Pictures do not belong in the copy, so please give every entry below again exactly.

Data items:
********************
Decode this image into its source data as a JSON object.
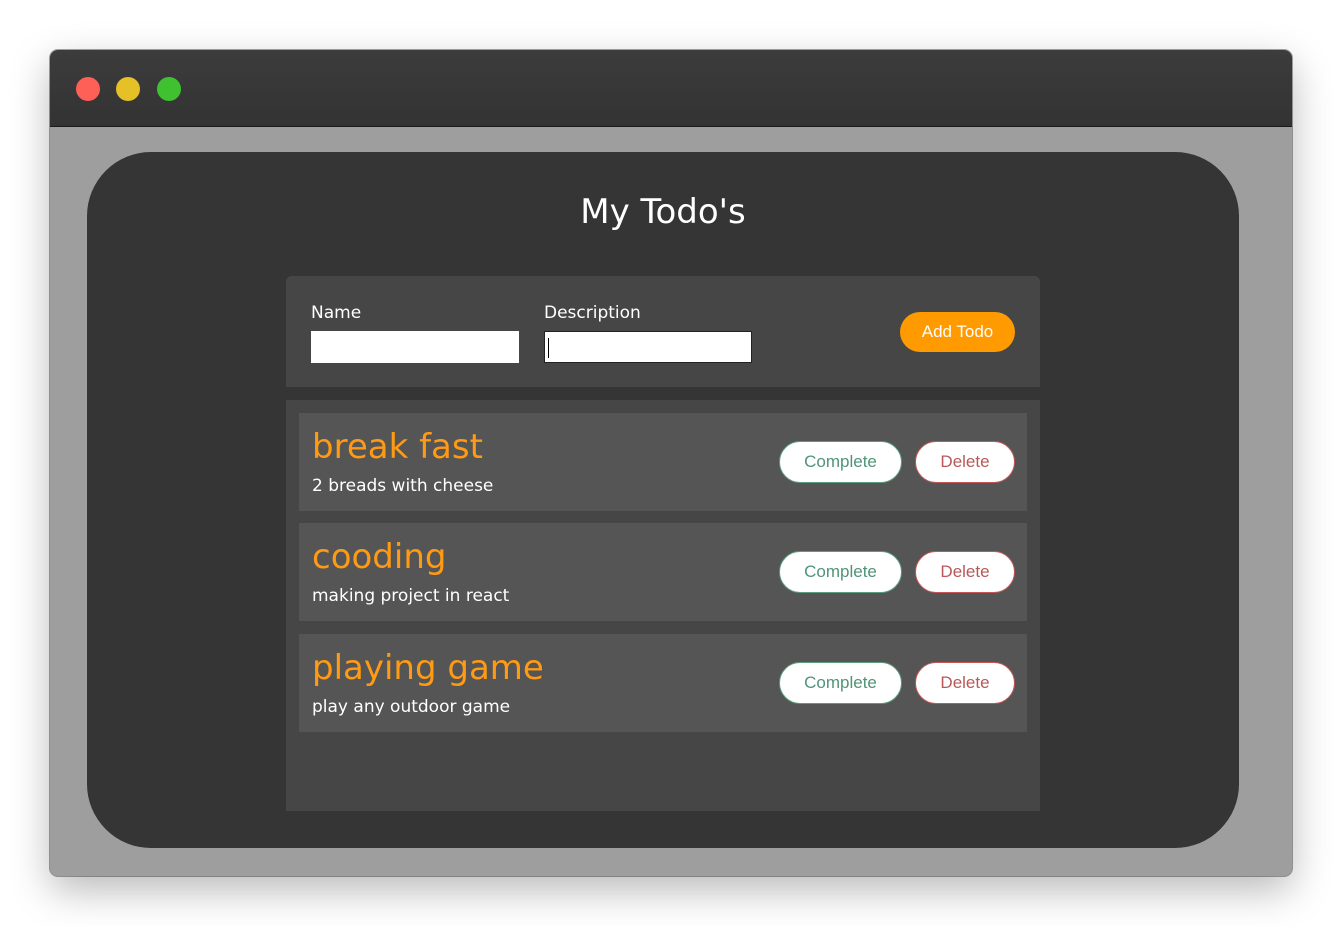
{
  "app": {
    "title": "My Todo's"
  },
  "form": {
    "name_label": "Name",
    "name_value": "",
    "description_label": "Description",
    "description_value": "",
    "add_button_label": "Add Todo"
  },
  "todos": [
    {
      "title": "break fast",
      "description": "2 breads with cheese",
      "complete_label": "Complete",
      "delete_label": "Delete"
    },
    {
      "title": "cooding",
      "description": "making project in react",
      "complete_label": "Complete",
      "delete_label": "Delete"
    },
    {
      "title": "playing game",
      "description": "play any outdoor game",
      "complete_label": "Complete",
      "delete_label": "Delete"
    }
  ],
  "colors": {
    "accent": "#ff9a00",
    "complete": "#4f9478",
    "delete": "#b85858",
    "background": "#353535"
  },
  "icons": {
    "close": "close-dot-icon",
    "minimize": "minimize-dot-icon",
    "zoom": "zoom-dot-icon"
  }
}
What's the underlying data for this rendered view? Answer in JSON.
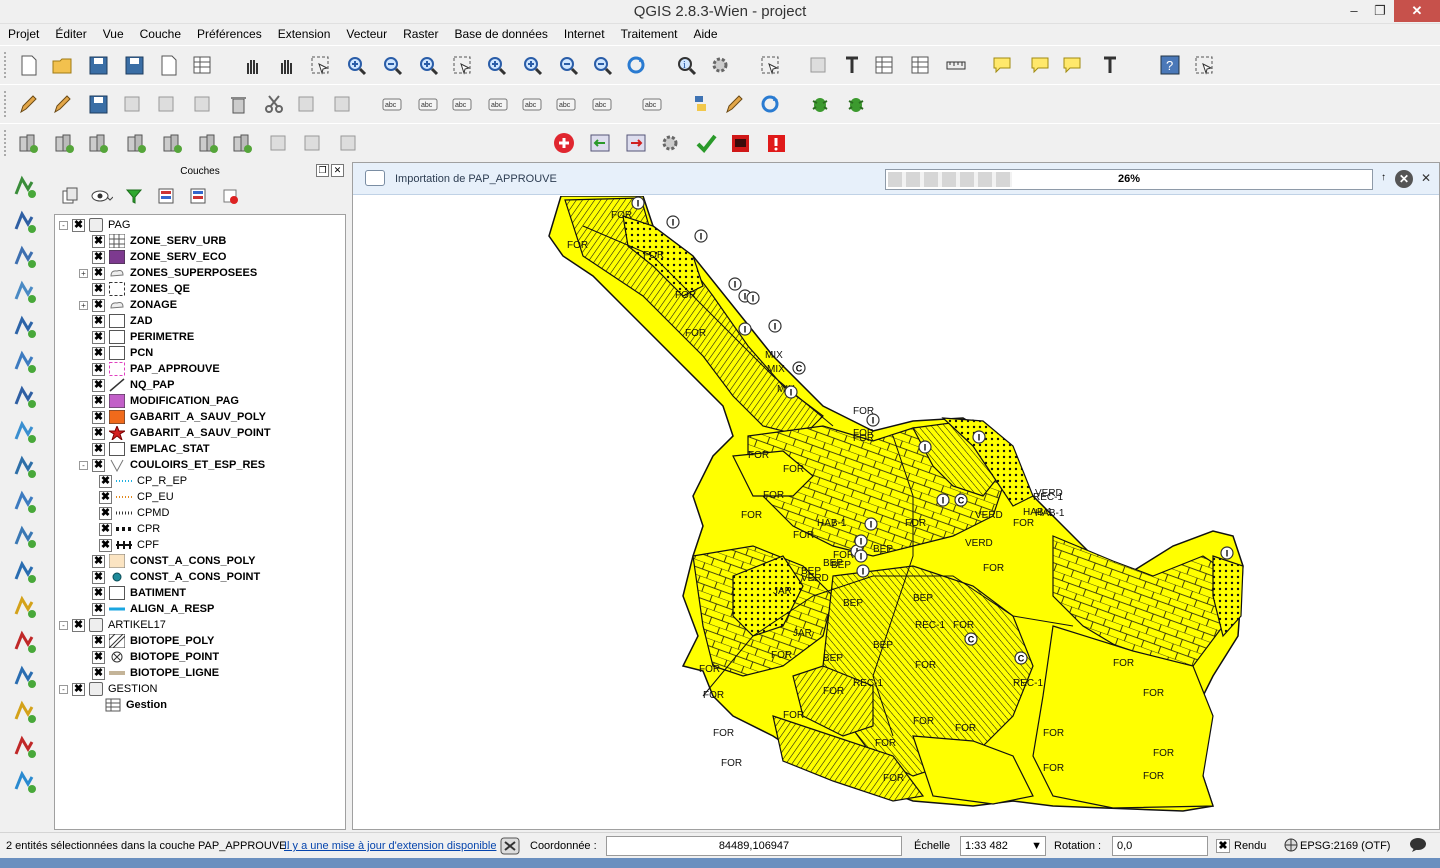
{
  "window": {
    "title": "QGIS 2.8.3-Wien - project"
  },
  "menu": [
    "Projet",
    "Éditer",
    "Vue",
    "Couche",
    "Préférences",
    "Extension",
    "Vecteur",
    "Raster",
    "Base de données",
    "Internet",
    "Traitement",
    "Aide"
  ],
  "layers_panel": {
    "title": "Couches"
  },
  "layers": [
    {
      "label": "PAG",
      "group": true,
      "expand": "-",
      "level": 0,
      "bold": false
    },
    {
      "label": "ZONE_SERV_URB",
      "level": 1,
      "bold": true,
      "symbol": "grid"
    },
    {
      "label": "ZONE_SERV_ECO",
      "level": 1,
      "bold": true,
      "symbol": "purple"
    },
    {
      "label": "ZONES_SUPERPOSEES",
      "level": 1,
      "bold": true,
      "symbol": "cloud",
      "expand": "+"
    },
    {
      "label": "ZONES_QE",
      "level": 1,
      "bold": true,
      "symbol": "dashed"
    },
    {
      "label": "ZONAGE",
      "level": 1,
      "bold": true,
      "symbol": "cloud",
      "expand": "+"
    },
    {
      "label": "ZAD",
      "level": 1,
      "bold": true,
      "symbol": "white"
    },
    {
      "label": "PERIMETRE",
      "level": 1,
      "bold": true,
      "symbol": "white"
    },
    {
      "label": "PCN",
      "level": 1,
      "bold": true,
      "symbol": "white"
    },
    {
      "label": "PAP_APPROUVE",
      "level": 1,
      "bold": true,
      "symbol": "pinkdash"
    },
    {
      "label": "NQ_PAP",
      "level": 1,
      "bold": true,
      "symbol": "diag"
    },
    {
      "label": "MODIFICATION_PAG",
      "level": 1,
      "bold": true,
      "symbol": "violet"
    },
    {
      "label": "GABARIT_A_SAUV_POLY",
      "level": 1,
      "bold": true,
      "symbol": "orange"
    },
    {
      "label": "GABARIT_A_SAUV_POINT",
      "level": 1,
      "bold": true,
      "symbol": "star"
    },
    {
      "label": "EMPLAC_STAT",
      "level": 1,
      "bold": true,
      "symbol": "white"
    },
    {
      "label": "COULOIRS_ET_ESP_RES",
      "level": 1,
      "bold": true,
      "symbol": "vline",
      "expand": "-"
    },
    {
      "label": "CP_R_EP",
      "level": 2,
      "bold": false,
      "symbol": "line-cyan"
    },
    {
      "label": "CP_EU",
      "level": 2,
      "bold": false,
      "symbol": "line-orange"
    },
    {
      "label": "CPMD",
      "level": 2,
      "bold": false,
      "symbol": "line-dots"
    },
    {
      "label": "CPR",
      "level": 2,
      "bold": false,
      "symbol": "line-heavy"
    },
    {
      "label": "CPF",
      "level": 2,
      "bold": false,
      "symbol": "line-bar"
    },
    {
      "label": "CONST_A_CONS_POLY",
      "level": 1,
      "bold": true,
      "symbol": "beige"
    },
    {
      "label": "CONST_A_CONS_POINT",
      "level": 1,
      "bold": true,
      "symbol": "dot-teal"
    },
    {
      "label": "BATIMENT",
      "level": 1,
      "bold": true,
      "symbol": "white"
    },
    {
      "label": "ALIGN_A_RESP",
      "level": 1,
      "bold": true,
      "symbol": "line-blue"
    },
    {
      "label": "ARTIKEL17",
      "group": true,
      "expand": "-",
      "level": 0,
      "bold": false
    },
    {
      "label": "BIOTOPE_POLY",
      "level": 1,
      "bold": true,
      "symbol": "hatch"
    },
    {
      "label": "BIOTOPE_POINT",
      "level": 1,
      "bold": true,
      "symbol": "circle-x"
    },
    {
      "label": "BIOTOPE_LIGNE",
      "level": 1,
      "bold": true,
      "symbol": "line-brown"
    },
    {
      "label": "GESTION",
      "group": true,
      "expand": "-",
      "level": 0,
      "bold": false
    },
    {
      "label": "Gestion",
      "level": 1,
      "bold": true,
      "symbol": "table",
      "nochk": true
    }
  ],
  "message_bar": {
    "text": "Importation de PAP_APPROUVE",
    "progress": 0.26,
    "progress_label": "26%"
  },
  "map": {
    "fill_color": "#ffff00",
    "labels": [
      "FOR",
      "FOR",
      "FOR",
      "FOR",
      "FOR",
      "FOR",
      "FOR",
      "FOR",
      "FOR",
      "FOR",
      "FOR",
      "FOR",
      "FOR",
      "FOR",
      "FOR",
      "FOR",
      "FOR",
      "FOR",
      "FOR",
      "FOR",
      "FOR",
      "FOR",
      "FOR",
      "FOR",
      "FOR",
      "FOR",
      "FOR",
      "FOR",
      "FOR",
      "FOR",
      "FOR",
      "FOR",
      "FOR",
      "FOR",
      "FOR",
      "BEP",
      "BEP",
      "BEP",
      "BEP",
      "BEP",
      "BEP",
      "REC-1",
      "REC-1",
      "REC-1",
      "HAB-1",
      "HAB-1",
      "VERD",
      "VERD",
      "VERD",
      "MIX",
      "MIX",
      "MIX",
      "JAR",
      "JAR",
      "REC-1",
      "VERD",
      "BEP",
      "FOR",
      "BEP",
      "HAB-1"
    ],
    "markers": [
      "I",
      "I",
      "I",
      "I",
      "I",
      "I",
      "I",
      "I",
      "C",
      "I",
      "I",
      "I",
      "I",
      "I",
      "I",
      "I",
      "C",
      "I",
      "I",
      "I",
      "C",
      "C",
      "I"
    ]
  },
  "status": {
    "selection": "2 entités sélectionnées dans la couche PAP_APPROUVE.",
    "update_link": "Il y a une mise à jour d'extension disponible",
    "coord_label": "Coordonnée :",
    "coord_value": "84489,106947",
    "scale_label": "Échelle",
    "scale_value": "1:33 482",
    "rotation_label": "Rotation :",
    "rotation_value": "0,0",
    "render_label": "Rendu",
    "crs": "EPSG:2169 (OTF)"
  }
}
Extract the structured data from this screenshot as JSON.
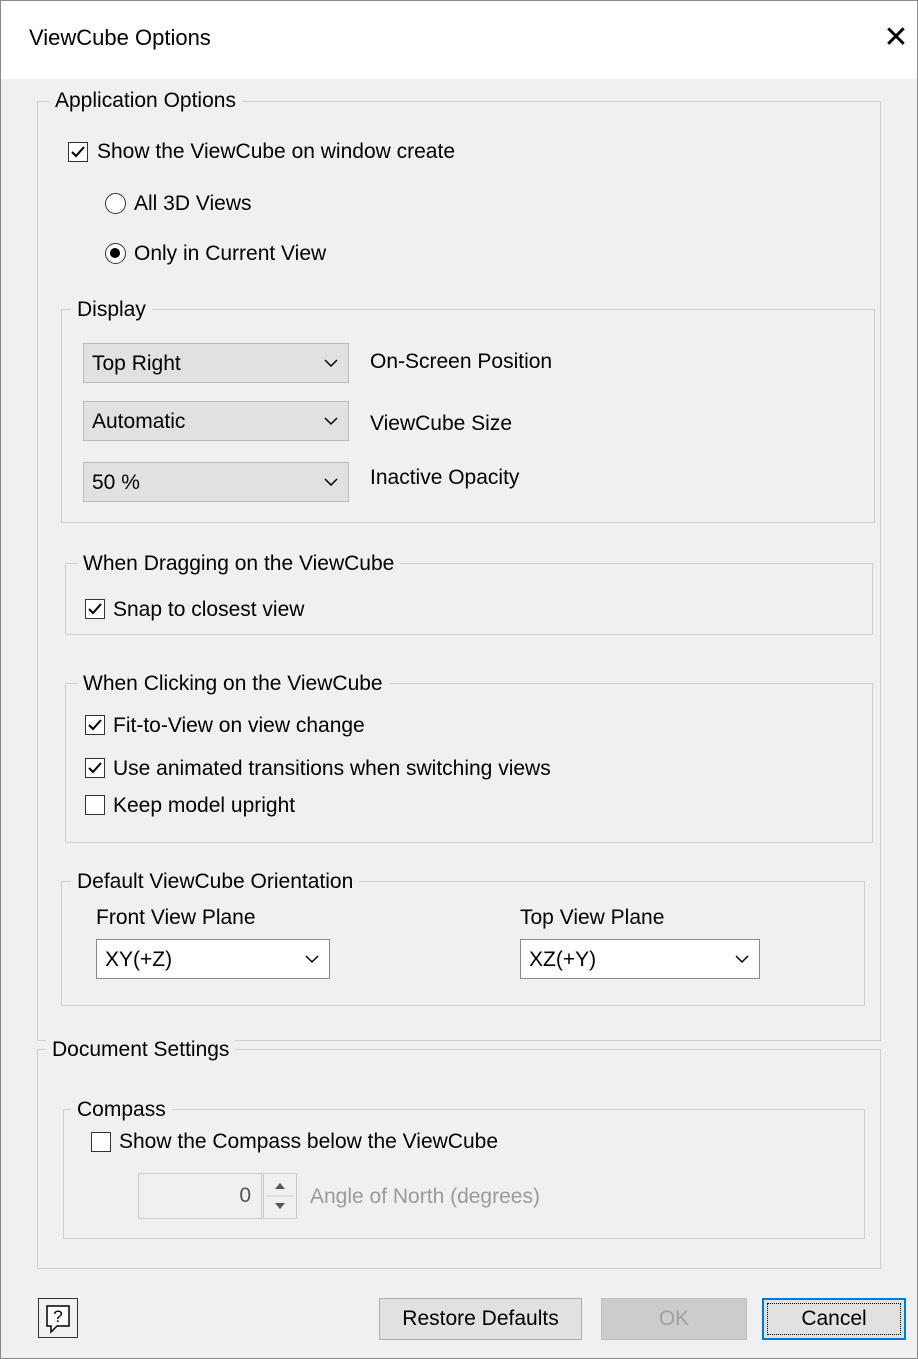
********************
*Answer for the task*
Decode this image into its source data as a JSON object.
{
  "app": {
    "title": "My Todo's"
  },
  "form": {
    "name_label": "Name",
    "name_value": "",
    "description_label": "Description",
    "description_value": "",
    "add_button_label": "Add Todo"
  },
  "todos": [
    {
      "title": "break fast",
      "description": "2 breads with cheese",
      "complete_label": "Complete",
      "delete_label": "Delete"
    },
    {
      "title": "cooding",
      "description": "making project in react",
      "complete_label": "Complete",
      "delete_label": "Delete"
    },
    {
      "title": "playing game",
      "description": "play any outdoor game",
      "complete_label": "Complete",
      "delete_label": "Delete"
    }
  ],
  "colors": {
    "accent": "#ff9a00",
    "complete": "#4f9478",
    "delete": "#b85858",
    "background": "#353535"
  },
  "icons": {
    "close": "close-dot-icon",
    "minimize": "minimize-dot-icon",
    "zoom": "zoom-dot-icon"
  }
}
What's the underlying data for this rendered view? Answer in JSON.
{
  "window": {
    "title": "QGIS 2.8.3-Wien - project"
  },
  "menu": [
    "Projet",
    "Éditer",
    "Vue",
    "Couche",
    "Préférences",
    "Extension",
    "Vecteur",
    "Raster",
    "Base de données",
    "Internet",
    "Traitement",
    "Aide"
  ],
  "layers_panel": {
    "title": "Couches"
  },
  "layers": [
    {
      "label": "PAG",
      "group": true,
      "expand": "-",
      "level": 0,
      "bold": false
    },
    {
      "label": "ZONE_SERV_URB",
      "level": 1,
      "bold": true,
      "symbol": "grid"
    },
    {
      "label": "ZONE_SERV_ECO",
      "level": 1,
      "bold": true,
      "symbol": "purple"
    },
    {
      "label": "ZONES_SUPERPOSEES",
      "level": 1,
      "bold": true,
      "symbol": "cloud",
      "expand": "+"
    },
    {
      "label": "ZONES_QE",
      "level": 1,
      "bold": true,
      "symbol": "dashed"
    },
    {
      "label": "ZONAGE",
      "level": 1,
      "bold": true,
      "symbol": "cloud",
      "expand": "+"
    },
    {
      "label": "ZAD",
      "level": 1,
      "bold": true,
      "symbol": "white"
    },
    {
      "label": "PERIMETRE",
      "level": 1,
      "bold": true,
      "symbol": "white"
    },
    {
      "label": "PCN",
      "level": 1,
      "bold": true,
      "symbol": "white"
    },
    {
      "label": "PAP_APPROUVE",
      "level": 1,
      "bold": true,
      "symbol": "pinkdash"
    },
    {
      "label": "NQ_PAP",
      "level": 1,
      "bold": true,
      "symbol": "diag"
    },
    {
      "label": "MODIFICATION_PAG",
      "level": 1,
      "bold": true,
      "symbol": "violet"
    },
    {
      "label": "GABARIT_A_SAUV_POLY",
      "level": 1,
      "bold": true,
      "symbol": "orange"
    },
    {
      "label": "GABARIT_A_SAUV_POINT",
      "level": 1,
      "bold": true,
      "symbol": "star"
    },
    {
      "label": "EMPLAC_STAT",
      "level": 1,
      "bold": true,
      "symbol": "white"
    },
    {
      "label": "COULOIRS_ET_ESP_RES",
      "level": 1,
      "bold": true,
      "symbol": "vline",
      "expand": "-"
    },
    {
      "label": "CP_R_EP",
      "level": 2,
      "bold": false,
      "symbol": "line-cyan"
    },
    {
      "label": "CP_EU",
      "level": 2,
      "bold": false,
      "symbol": "line-orange"
    },
    {
      "label": "CPMD",
      "level": 2,
      "bold": false,
      "symbol": "line-dots"
    },
    {
      "label": "CPR",
      "level": 2,
      "bold": false,
      "symbol": "line-heavy"
    },
    {
      "label": "CPF",
      "level": 2,
      "bold": false,
      "symbol": "line-bar"
    },
    {
      "label": "CONST_A_CONS_POLY",
      "level": 1,
      "bold": true,
      "symbol": "beige"
    },
    {
      "label": "CONST_A_CONS_POINT",
      "level": 1,
      "bold": true,
      "symbol": "dot-teal"
    },
    {
      "label": "BATIMENT",
      "level": 1,
      "bold": true,
      "symbol": "white"
    },
    {
      "label": "ALIGN_A_RESP",
      "level": 1,
      "bold": true,
      "symbol": "line-blue"
    },
    {
      "label": "ARTIKEL17",
      "group": true,
      "expand": "-",
      "level": 0,
      "bold": false
    },
    {
      "label": "BIOTOPE_POLY",
      "level": 1,
      "bold": true,
      "symbol": "hatch"
    },
    {
      "label": "BIOTOPE_POINT",
      "level": 1,
      "bold": true,
      "symbol": "circle-x"
    },
    {
      "label": "BIOTOPE_LIGNE",
      "level": 1,
      "bold": true,
      "symbol": "line-brown"
    },
    {
      "label": "GESTION",
      "group": true,
      "expand": "-",
      "level": 0,
      "bold": false
    },
    {
      "label": "Gestion",
      "level": 1,
      "bold": true,
      "symbol": "table",
      "nochk": true
    }
  ],
  "message_bar": {
    "text": "Importation de PAP_APPROUVE",
    "progress": 0.26,
    "progress_label": "26%"
  },
  "map": {
    "fill_color": "#ffff00",
    "labels": [
      "FOR",
      "FOR",
      "FOR",
      "FOR",
      "FOR",
      "FOR",
      "FOR",
      "FOR",
      "FOR",
      "FOR",
      "FOR",
      "FOR",
      "FOR",
      "FOR",
      "FOR",
      "FOR",
      "FOR",
      "FOR",
      "FOR",
      "FOR",
      "FOR",
      "FOR",
      "FOR",
      "FOR",
      "FOR",
      "FOR",
      "FOR",
      "FOR",
      "FOR",
      "FOR",
      "FOR",
      "FOR",
      "FOR",
      "FOR",
      "FOR",
      "BEP",
      "BEP",
      "BEP",
      "BEP",
      "BEP",
      "BEP",
      "REC-1",
      "REC-1",
      "REC-1",
      "HAB-1",
      "HAB-1",
      "VERD",
      "VERD",
      "VERD",
      "MIX",
      "MIX",
      "MIX",
      "JAR",
      "JAR",
      "REC-1",
      "VERD",
      "BEP",
      "FOR",
      "BEP",
      "HAB-1"
    ],
    "markers": [
      "I",
      "I",
      "I",
      "I",
      "I",
      "I",
      "I",
      "I",
      "C",
      "I",
      "I",
      "I",
      "I",
      "I",
      "I",
      "I",
      "C",
      "I",
      "I",
      "I",
      "C",
      "C",
      "I"
    ]
  },
  "status": {
    "selection": "2 entités sélectionnées dans la couche PAP_APPROUVE.",
    "update_link": "Il y a une mise à jour d'extension disponible",
    "coord_label": "Coordonnée :",
    "coord_value": "84489,106947",
    "scale_label": "Échelle",
    "scale_value": "1:33 482",
    "rotation_label": "Rotation :",
    "rotation_value": "0,0",
    "render_label": "Rendu",
    "crs": "EPSG:2169 (OTF)"
  }
}
Extract the structured data from this screenshot as JSON.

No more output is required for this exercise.